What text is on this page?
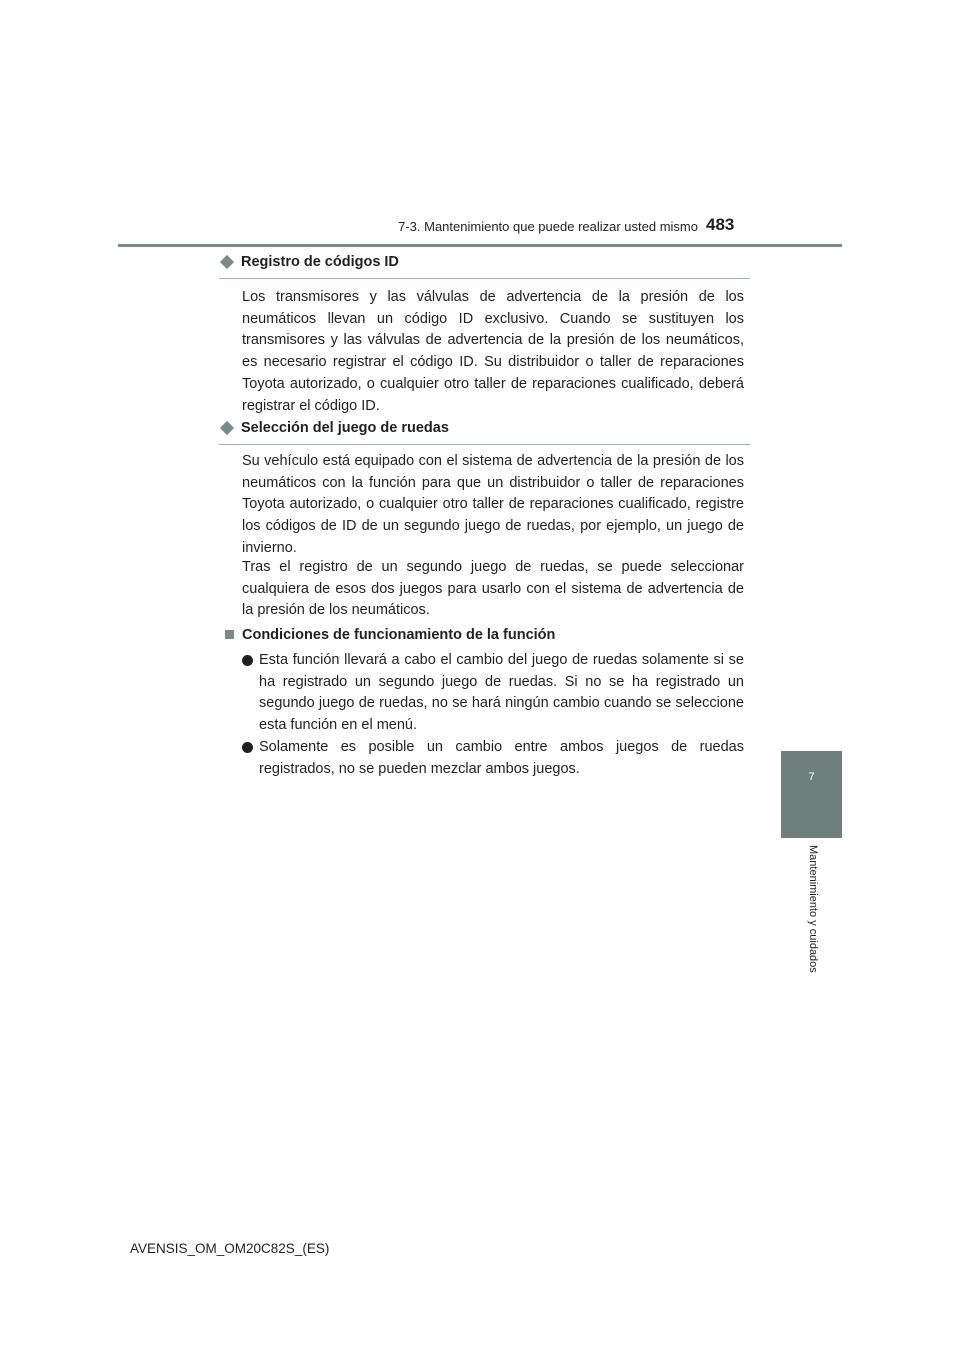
7-3. Mantenimiento que puede realizar usted mismo 483
7
Mantenimiento y cuidados
Registro de códigos ID

Los transmisores y las válvulas de advertencia de la presión de los neumáticos llevan un código ID exclusivo. Cuando se sustituyen los transmisores y las válvulas de advertencia de la presión de los neumáticos, es necesario registrar el código ID. Su distribuidor o taller de reparaciones Toyota autorizado, o cualquier otro taller de reparaciones cualificado, deberá registrar el código ID.

Selección del juego de ruedas

Su vehículo está equipado con el sistema de advertencia de la presión de los neumáticos con la función para que un distribuidor o taller de reparaciones Toyota autorizado, o cualquier otro taller de reparaciones cualificado, registre los códigos de ID de un segundo juego de ruedas, por ejemplo, un juego de invierno.

Tras el registro de un segundo juego de ruedas, se puede seleccionar cualquiera de esos dos juegos para usarlo con el sistema de advertencia de la presión de los neumáticos.

Condiciones de funcionamiento de la función
Esta función llevará a cabo el cambio del juego de ruedas solamente si se ha registrado un segundo juego de ruedas. Si no se ha registrado un segundo juego de ruedas, no se hará ningún cambio cuando se seleccione esta función en el menú.
Solamente es posible un cambio entre ambos juegos de ruedas registrados, no se pueden mezclar ambos juegos.
AVENSIS_OM_OM20C82S_(ES)
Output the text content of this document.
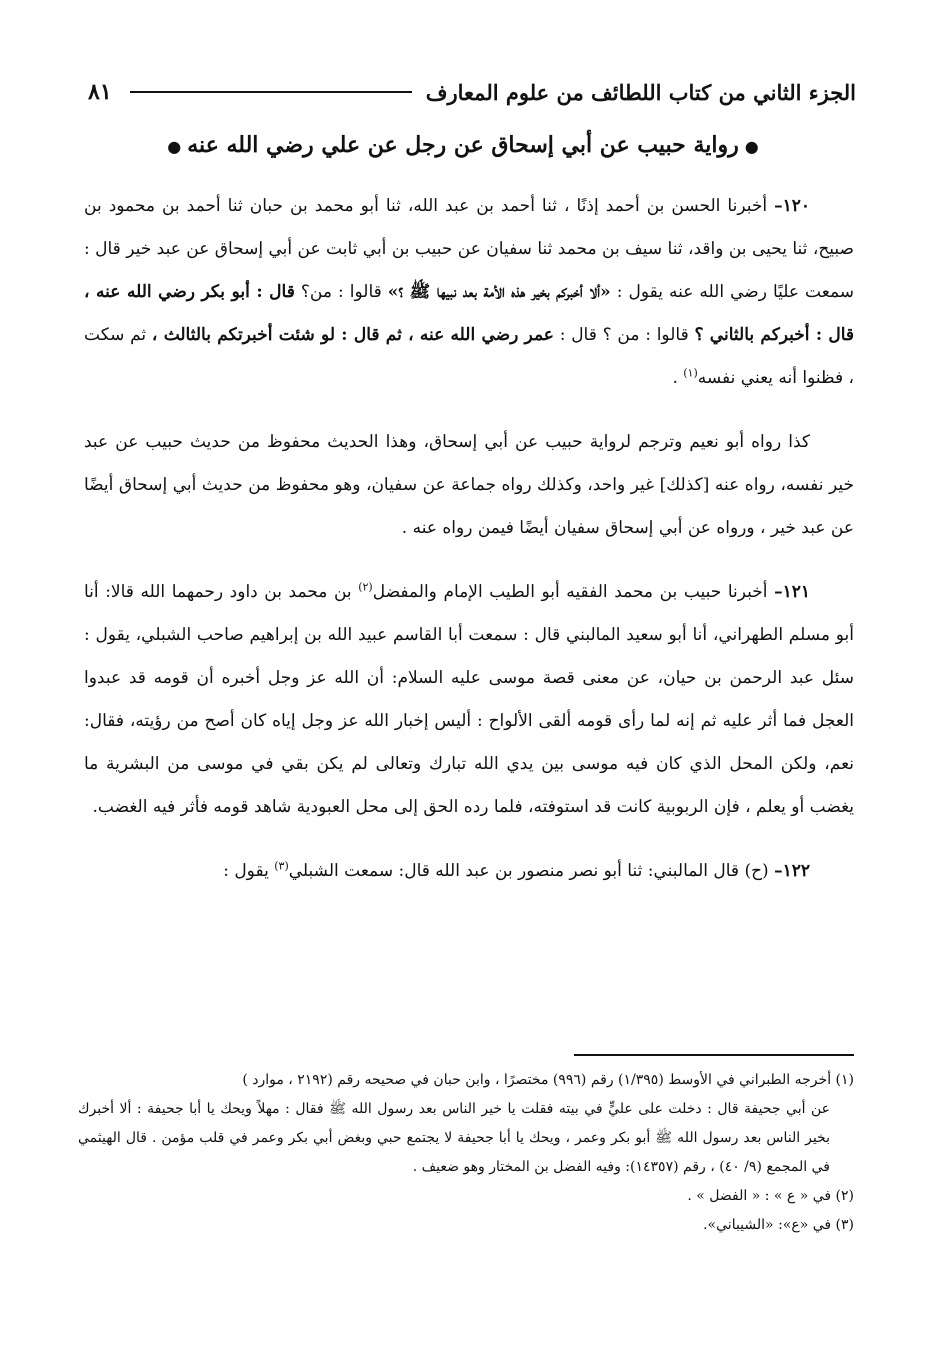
الجزء الثاني من كتاب اللطائف من علوم المعارف
٨١
●رواية حبيب عن أبي إسحاق عن رجل عن علي رضي الله عنه●

١٢٠– أخبرنا الحسن بن أحمد إذنًا ، ثنا أحمد بن عبد الله، ثنا أبو محمد بن حبان ثنا أحمد بن محمود بن صبيح، ثنا يحيى بن واقد، ثنا سيف بن محمد ثنا سفيان عن حبيب بن أبي ثابت عن أبي إسحاق عن عبد خير قال : سمعت عليًا رضي الله عنه يقول : «ألا أخبركم بخير هذه الأمة بعد نبيها ﷺ ؟» قالوا : من؟ قال : أبو بكر رضي الله عنه ، قال : أخبركم بالثاني ؟ قالوا : من ؟ قال : عمر رضي الله عنه ، ثم قال : لو شئت أخبرتكم بالثالث ، ثم سكت ، فظنوا أنه يعني نفسه$^{(١)}$ .

كذا رواه أبو نعيم وترجم لرواية حبيب عن أبي إسحاق، وهذا الحديث محفوظ من حديث حبيب عن عبد خير نفسه، رواه عنه [كذلك] غير واحد، وكذلك رواه جماعة عن سفيان، وهو محفوظ من حديث أبي إسحاق أيضًا عن عبد خير ، ورواه عن أبي إسحاق سفيان أيضًا فيمن رواه عنه .

١٢١– أخبرنا حبيب بن محمد الفقيه أبو الطيب الإمام والمفضل$^{(٢)}$ بن محمد بن داود رحمهما الله قالا: أنا أبو مسلم الطهراني، أنا أبو سعيد المالبني قال : سمعت أبا القاسم عبيد الله بن إبراهيم صاحب الشبلي، يقول : سئل عبد الرحمن بن حيان، عن معنى قصة موسى عليه السلام: أن الله عز وجل أخبره أن قومه قد عبدوا العجل فما أثر عليه ثم إنه لما رأى قومه ألقى الألواح : أليس إخبار الله عز وجل إياه كان أصح من رؤيته، فقال: نعم، ولكن المحل الذي كان فيه موسى بين يدي الله تبارك وتعالى لم يكن بقي في موسى من البشرية ما يغضب أو يعلم ، فإن الربوبية كانت قد استوفته، فلما رده الحق إلى محل العبودية شاهد قومه فأثر فيه الغضب.

١٢٢– (ح) قال المالبني: ثنا أبو نصر منصور بن عبد الله قال: سمعت الشبلي$^{(٣)}$ يقول :

(١) أخرجه الطبراني في الأوسط (١/٣٩٥) رقم (٩٩٦) مختصرًا ، وابن حبان في صحيحه رقم (٢١٩٢ ، موارد )

عن أبي جحيفة قال : دخلت على عليٍّ في بيته فقلت يا خير الناس بعد رسول الله ﷺ فقال : مهلاً ويحك يا أبا جحيفة : ألا أخبرك بخير الناس بعد رسول الله ﷺ أبو بكر وعمر ، ويحك يا أبا جحيفة لا يجتمع حبي وبغض أبي بكر وعمر في قلب مؤمن . قال الهيثمي في المجمع (٩/ ٤٠) ، رقم (١٤٣٥٧): وفيه الفضل بن المختار وهو ضعيف .

(٢) في « ع » : « الفضل » .

(٣) في «ع»: «الشيباني».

::::

Task to carry out:
Repeat the data in full and exactly. Omit pictures.

Worked answer:
What text is on this page?
7-3. Mantenimiento que puede realizar usted mismo 483
7
Mantenimiento y cuidados
Registro de códigos ID

Los transmisores y las válvulas de advertencia de la presión de los neumáticos llevan un código ID exclusivo. Cuando se sustituyen los transmisores y las válvulas de advertencia de la presión de los neumáticos, es necesario registrar el código ID. Su distribuidor o taller de reparaciones Toyota autorizado, o cualquier otro taller de reparaciones cualificado, deberá registrar el código ID.

Selección del juego de ruedas

Su vehículo está equipado con el sistema de advertencia de la presión de los neumáticos con la función para que un distribuidor o taller de reparaciones Toyota autorizado, o cualquier otro taller de reparaciones cualificado, registre los códigos de ID de un segundo juego de ruedas, por ejemplo, un juego de invierno.

Tras el registro de un segundo juego de ruedas, se puede seleccionar cualquiera de esos dos juegos para usarlo con el sistema de advertencia de la presión de los neumáticos.

Condiciones de funcionamiento de la función
Esta función llevará a cabo el cambio del juego de ruedas solamente si se ha registrado un segundo juego de ruedas. Si no se ha registrado un segundo juego de ruedas, no se hará ningún cambio cuando se seleccione esta función en el menú.
Solamente es posible un cambio entre ambos juegos de ruedas registrados, no se pueden mezclar ambos juegos.
AVENSIS_OM_OM20C82S_(ES)
Output the text content of this document.
الجزء الثاني من كتاب اللطائف من علوم المعارف
٨١
●رواية حبيب عن أبي إسحاق عن رجل عن علي رضي الله عنه●

١٢٠– أخبرنا الحسن بن أحمد إذنًا ، ثنا أحمد بن عبد الله، ثنا أبو محمد بن حبان ثنا أحمد بن محمود بن صبيح، ثنا يحيى بن واقد، ثنا سيف بن محمد ثنا سفيان عن حبيب بن أبي ثابت عن أبي إسحاق عن عبد خير قال : سمعت عليًا رضي الله عنه يقول : «ألا أخبركم بخير هذه الأمة بعد نبيها ﷺ ؟» قالوا : من؟ قال : أبو بكر رضي الله عنه ، قال : أخبركم بالثاني ؟ قالوا : من ؟ قال : عمر رضي الله عنه ، ثم قال : لو شئت أخبرتكم بالثالث ، ثم سكت ، فظنوا أنه يعني نفسه$^{(١)}$ .

كذا رواه أبو نعيم وترجم لرواية حبيب عن أبي إسحاق، وهذا الحديث محفوظ من حديث حبيب عن عبد خير نفسه، رواه عنه [كذلك] غير واحد، وكذلك رواه جماعة عن سفيان، وهو محفوظ من حديث أبي إسحاق أيضًا عن عبد خير ، ورواه عن أبي إسحاق سفيان أيضًا فيمن رواه عنه .

١٢١– أخبرنا حبيب بن محمد الفقيه أبو الطيب الإمام والمفضل$^{(٢)}$ بن محمد بن داود رحمهما الله قالا: أنا أبو مسلم الطهراني، أنا أبو سعيد المالبني قال : سمعت أبا القاسم عبيد الله بن إبراهيم صاحب الشبلي، يقول : سئل عبد الرحمن بن حيان، عن معنى قصة موسى عليه السلام: أن الله عز وجل أخبره أن قومه قد عبدوا العجل فما أثر عليه ثم إنه لما رأى قومه ألقى الألواح : أليس إخبار الله عز وجل إياه كان أصح من رؤيته، فقال: نعم، ولكن المحل الذي كان فيه موسى بين يدي الله تبارك وتعالى لم يكن بقي في موسى من البشرية ما يغضب أو يعلم ، فإن الربوبية كانت قد استوفته، فلما رده الحق إلى محل العبودية شاهد قومه فأثر فيه الغضب.

١٢٢– (ح) قال المالبني: ثنا أبو نصر منصور بن عبد الله قال: سمعت الشبلي$^{(٣)}$ يقول :

(١) أخرجه الطبراني في الأوسط (١/٣٩٥) رقم (٩٩٦) مختصرًا ، وابن حبان في صحيحه رقم (٢١٩٢ ، موارد )

عن أبي جحيفة قال : دخلت على عليٍّ في بيته فقلت يا خير الناس بعد رسول الله ﷺ فقال : مهلاً ويحك يا أبا جحيفة : ألا أخبرك بخير الناس بعد رسول الله ﷺ أبو بكر وعمر ، ويحك يا أبا جحيفة لا يجتمع حبي وبغض أبي بكر وعمر في قلب مؤمن . قال الهيثمي في المجمع (٩/ ٤٠) ، رقم (١٤٣٥٧): وفيه الفضل بن المختار وهو ضعيف .

(٢) في « ع » : « الفضل » .

(٣) في «ع»: «الشيباني».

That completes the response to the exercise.